Written exercise
Transcribe all the records with complete accuracy.

----- The records -----

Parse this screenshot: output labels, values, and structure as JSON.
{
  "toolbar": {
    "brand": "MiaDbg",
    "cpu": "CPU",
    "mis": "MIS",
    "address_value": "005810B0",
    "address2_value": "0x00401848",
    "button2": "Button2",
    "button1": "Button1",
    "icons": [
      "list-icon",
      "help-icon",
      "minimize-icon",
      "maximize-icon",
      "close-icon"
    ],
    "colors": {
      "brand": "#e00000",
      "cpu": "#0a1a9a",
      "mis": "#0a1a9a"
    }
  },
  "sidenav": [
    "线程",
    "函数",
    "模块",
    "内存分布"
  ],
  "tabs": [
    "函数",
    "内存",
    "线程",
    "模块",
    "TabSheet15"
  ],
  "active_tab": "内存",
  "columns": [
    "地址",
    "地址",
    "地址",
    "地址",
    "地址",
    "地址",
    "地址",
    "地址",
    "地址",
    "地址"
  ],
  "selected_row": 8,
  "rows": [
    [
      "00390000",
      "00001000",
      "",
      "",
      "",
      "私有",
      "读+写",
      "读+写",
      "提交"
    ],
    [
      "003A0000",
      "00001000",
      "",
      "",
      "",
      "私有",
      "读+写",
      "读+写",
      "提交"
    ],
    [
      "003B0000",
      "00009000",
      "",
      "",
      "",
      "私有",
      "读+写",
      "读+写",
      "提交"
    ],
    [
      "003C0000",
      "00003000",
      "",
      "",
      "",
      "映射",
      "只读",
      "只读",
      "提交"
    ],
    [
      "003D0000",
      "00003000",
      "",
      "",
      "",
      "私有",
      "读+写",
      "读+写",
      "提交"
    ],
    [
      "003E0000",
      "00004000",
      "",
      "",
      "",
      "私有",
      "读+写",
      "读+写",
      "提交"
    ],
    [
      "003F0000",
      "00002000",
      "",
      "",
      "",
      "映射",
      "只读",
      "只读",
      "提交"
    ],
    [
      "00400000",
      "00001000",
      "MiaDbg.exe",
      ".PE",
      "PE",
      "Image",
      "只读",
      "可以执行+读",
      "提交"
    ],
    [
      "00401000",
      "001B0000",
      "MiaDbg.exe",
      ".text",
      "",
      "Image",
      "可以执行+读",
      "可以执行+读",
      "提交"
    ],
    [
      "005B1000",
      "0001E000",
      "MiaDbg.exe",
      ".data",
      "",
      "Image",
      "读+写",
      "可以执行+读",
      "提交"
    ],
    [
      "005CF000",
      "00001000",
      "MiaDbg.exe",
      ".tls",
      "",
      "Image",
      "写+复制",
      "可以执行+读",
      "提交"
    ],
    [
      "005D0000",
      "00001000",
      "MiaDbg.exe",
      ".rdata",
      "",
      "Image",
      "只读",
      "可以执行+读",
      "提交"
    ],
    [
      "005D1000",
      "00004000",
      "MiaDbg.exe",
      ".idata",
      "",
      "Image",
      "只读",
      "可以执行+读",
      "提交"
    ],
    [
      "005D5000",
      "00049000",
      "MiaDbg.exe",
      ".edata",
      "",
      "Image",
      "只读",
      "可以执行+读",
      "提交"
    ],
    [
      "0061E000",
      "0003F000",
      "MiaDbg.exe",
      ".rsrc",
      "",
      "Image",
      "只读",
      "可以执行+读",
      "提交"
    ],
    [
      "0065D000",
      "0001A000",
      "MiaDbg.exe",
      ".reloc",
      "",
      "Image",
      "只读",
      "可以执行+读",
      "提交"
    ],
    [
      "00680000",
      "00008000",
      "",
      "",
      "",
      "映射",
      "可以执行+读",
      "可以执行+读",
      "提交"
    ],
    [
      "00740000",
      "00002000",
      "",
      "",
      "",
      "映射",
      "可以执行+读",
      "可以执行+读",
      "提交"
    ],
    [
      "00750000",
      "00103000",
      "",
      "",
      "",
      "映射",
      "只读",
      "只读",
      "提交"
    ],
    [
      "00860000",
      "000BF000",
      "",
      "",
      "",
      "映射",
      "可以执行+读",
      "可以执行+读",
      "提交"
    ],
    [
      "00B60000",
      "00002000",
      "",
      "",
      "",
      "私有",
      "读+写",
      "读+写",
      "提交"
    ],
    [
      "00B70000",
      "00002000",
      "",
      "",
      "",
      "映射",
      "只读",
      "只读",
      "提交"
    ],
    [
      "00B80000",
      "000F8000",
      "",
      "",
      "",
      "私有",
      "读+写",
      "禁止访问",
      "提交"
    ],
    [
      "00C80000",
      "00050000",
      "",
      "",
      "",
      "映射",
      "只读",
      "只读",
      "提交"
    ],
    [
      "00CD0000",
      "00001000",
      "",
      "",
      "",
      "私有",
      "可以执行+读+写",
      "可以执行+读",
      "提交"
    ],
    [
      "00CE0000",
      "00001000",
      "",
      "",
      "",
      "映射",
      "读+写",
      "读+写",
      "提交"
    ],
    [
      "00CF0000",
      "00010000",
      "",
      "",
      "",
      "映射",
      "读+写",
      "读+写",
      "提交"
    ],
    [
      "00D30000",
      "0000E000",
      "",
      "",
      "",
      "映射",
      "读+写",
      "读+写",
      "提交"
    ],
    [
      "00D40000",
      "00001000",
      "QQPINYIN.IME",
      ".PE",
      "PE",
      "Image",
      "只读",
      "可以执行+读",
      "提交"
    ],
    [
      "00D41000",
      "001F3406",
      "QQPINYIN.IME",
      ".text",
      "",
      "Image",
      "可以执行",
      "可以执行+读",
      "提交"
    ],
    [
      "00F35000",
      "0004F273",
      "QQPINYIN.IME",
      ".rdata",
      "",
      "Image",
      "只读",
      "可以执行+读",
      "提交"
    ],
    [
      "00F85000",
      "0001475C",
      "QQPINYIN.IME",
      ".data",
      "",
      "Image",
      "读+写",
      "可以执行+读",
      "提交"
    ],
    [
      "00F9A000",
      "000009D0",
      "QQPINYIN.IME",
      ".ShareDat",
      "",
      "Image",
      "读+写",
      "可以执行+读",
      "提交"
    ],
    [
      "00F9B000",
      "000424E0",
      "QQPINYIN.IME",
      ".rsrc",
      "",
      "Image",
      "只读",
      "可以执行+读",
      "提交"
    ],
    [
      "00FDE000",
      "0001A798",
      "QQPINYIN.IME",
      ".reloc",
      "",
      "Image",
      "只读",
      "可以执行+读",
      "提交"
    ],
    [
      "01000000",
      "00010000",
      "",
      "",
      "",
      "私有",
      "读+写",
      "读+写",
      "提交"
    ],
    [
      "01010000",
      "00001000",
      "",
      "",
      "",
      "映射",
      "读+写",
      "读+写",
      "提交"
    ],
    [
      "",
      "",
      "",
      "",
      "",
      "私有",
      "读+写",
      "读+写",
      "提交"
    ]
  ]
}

-----

Final result
Parse this screenshot: output labels, values, and structure as JSON.
{
  "toolbar": {
    "brand": "MiaDbg",
    "cpu": "CPU",
    "mis": "MIS",
    "address_value": "005810B0",
    "address2_value": "0x00401848",
    "button2": "Button2",
    "button1": "Button1",
    "icons": [
      "list-icon",
      "help-icon",
      "minimize-icon",
      "maximize-icon",
      "close-icon"
    ],
    "colors": {
      "brand": "#e00000",
      "cpu": "#0a1a9a",
      "mis": "#0a1a9a"
    }
  },
  "sidenav": [
    "线程",
    "函数",
    "模块",
    "内存分布"
  ],
  "tabs": [
    "函数",
    "内存",
    "线程",
    "模块",
    "TabSheet15"
  ],
  "active_tab": "内存",
  "columns": [
    "地址",
    "地址",
    "地址",
    "地址",
    "地址",
    "地址",
    "地址",
    "地址",
    "地址",
    "地址"
  ],
  "selected_row": 8,
  "rows": [
    [
      "00390000",
      "00001000",
      "",
      "",
      "",
      "私有",
      "读+写",
      "读+写",
      "提交"
    ],
    [
      "003A0000",
      "00001000",
      "",
      "",
      "",
      "私有",
      "读+写",
      "读+写",
      "提交"
    ],
    [
      "003B0000",
      "00009000",
      "",
      "",
      "",
      "私有",
      "读+写",
      "读+写",
      "提交"
    ],
    [
      "003C0000",
      "00003000",
      "",
      "",
      "",
      "映射",
      "只读",
      "只读",
      "提交"
    ],
    [
      "003D0000",
      "00003000",
      "",
      "",
      "",
      "私有",
      "读+写",
      "读+写",
      "提交"
    ],
    [
      "003E0000",
      "00004000",
      "",
      "",
      "",
      "私有",
      "读+写",
      "读+写",
      "提交"
    ],
    [
      "003F0000",
      "00002000",
      "",
      "",
      "",
      "映射",
      "只读",
      "只读",
      "提交"
    ],
    [
      "00400000",
      "00001000",
      "MiaDbg.exe",
      ".PE",
      "PE",
      "Image",
      "只读",
      "可以执行+读",
      "提交"
    ],
    [
      "00401000",
      "001B0000",
      "MiaDbg.exe",
      ".text",
      "",
      "Image",
      "可以执行+读",
      "可以执行+读",
      "提交"
    ],
    [
      "005B1000",
      "0001E000",
      "MiaDbg.exe",
      ".data",
      "",
      "Image",
      "读+写",
      "可以执行+读",
      "提交"
    ],
    [
      "005CF000",
      "00001000",
      "MiaDbg.exe",
      ".tls",
      "",
      "Image",
      "写+复制",
      "可以执行+读",
      "提交"
    ],
    [
      "005D0000",
      "00001000",
      "MiaDbg.exe",
      ".rdata",
      "",
      "Image",
      "只读",
      "可以执行+读",
      "提交"
    ],
    [
      "005D1000",
      "00004000",
      "MiaDbg.exe",
      ".idata",
      "",
      "Image",
      "只读",
      "可以执行+读",
      "提交"
    ],
    [
      "005D5000",
      "00049000",
      "MiaDbg.exe",
      ".edata",
      "",
      "Image",
      "只读",
      "可以执行+读",
      "提交"
    ],
    [
      "0061E000",
      "0003F000",
      "MiaDbg.exe",
      ".rsrc",
      "",
      "Image",
      "只读",
      "可以执行+读",
      "提交"
    ],
    [
      "0065D000",
      "0001A000",
      "MiaDbg.exe",
      ".reloc",
      "",
      "Image",
      "只读",
      "可以执行+读",
      "提交"
    ],
    [
      "00680000",
      "00008000",
      "",
      "",
      "",
      "映射",
      "可以执行+读",
      "可以执行+读",
      "提交"
    ],
    [
      "00740000",
      "00002000",
      "",
      "",
      "",
      "映射",
      "可以执行+读",
      "可以执行+读",
      "提交"
    ],
    [
      "00750000",
      "00103000",
      "",
      "",
      "",
      "映射",
      "只读",
      "只读",
      "提交"
    ],
    [
      "00860000",
      "000BF000",
      "",
      "",
      "",
      "映射",
      "可以执行+读",
      "可以执行+读",
      "提交"
    ],
    [
      "00B60000",
      "00002000",
      "",
      "",
      "",
      "私有",
      "读+写",
      "读+写",
      "提交"
    ],
    [
      "00B70000",
      "00002000",
      "",
      "",
      "",
      "映射",
      "只读",
      "只读",
      "提交"
    ],
    [
      "00B80000",
      "000F8000",
      "",
      "",
      "",
      "私有",
      "读+写",
      "禁止访问",
      "提交"
    ],
    [
      "00C80000",
      "00050000",
      "",
      "",
      "",
      "映射",
      "只读",
      "只读",
      "提交"
    ],
    [
      "00CD0000",
      "00001000",
      "",
      "",
      "",
      "私有",
      "可以执行+读+写",
      "可以执行+读",
      "提交"
    ],
    [
      "00CE0000",
      "00001000",
      "",
      "",
      "",
      "映射",
      "读+写",
      "读+写",
      "提交"
    ],
    [
      "00CF0000",
      "00010000",
      "",
      "",
      "",
      "映射",
      "读+写",
      "读+写",
      "提交"
    ],
    [
      "00D30000",
      "0000E000",
      "",
      "",
      "",
      "映射",
      "读+写",
      "读+写",
      "提交"
    ],
    [
      "00D40000",
      "00001000",
      "QQPINYIN.IME",
      ".PE",
      "PE",
      "Image",
      "只读",
      "可以执行+读",
      "提交"
    ],
    [
      "00D41000",
      "001F3406",
      "QQPINYIN.IME",
      ".text",
      "",
      "Image",
      "可以执行",
      "可以执行+读",
      "提交"
    ],
    [
      "00F35000",
      "0004F273",
      "QQPINYIN.IME",
      ".rdata",
      "",
      "Image",
      "只读",
      "可以执行+读",
      "提交"
    ],
    [
      "00F85000",
      "0001475C",
      "QQPINYIN.IME",
      ".data",
      "",
      "Image",
      "读+写",
      "可以执行+读",
      "提交"
    ],
    [
      "00F9A000",
      "000009D0",
      "QQPINYIN.IME",
      ".ShareDat",
      "",
      "Image",
      "读+写",
      "可以执行+读",
      "提交"
    ],
    [
      "00F9B000",
      "000424E0",
      "QQPINYIN.IME",
      ".rsrc",
      "",
      "Image",
      "只读",
      "可以执行+读",
      "提交"
    ],
    [
      "00FDE000",
      "0001A798",
      "QQPINYIN.IME",
      ".reloc",
      "",
      "Image",
      "只读",
      "可以执行+读",
      "提交"
    ],
    [
      "01000000",
      "00010000",
      "",
      "",
      "",
      "私有",
      "读+写",
      "读+写",
      "提交"
    ],
    [
      "01010000",
      "00001000",
      "",
      "",
      "",
      "映射",
      "读+写",
      "读+写",
      "提交"
    ],
    [
      "",
      "",
      "",
      "",
      "",
      "私有",
      "读+写",
      "读+写",
      "提交"
    ]
  ]
}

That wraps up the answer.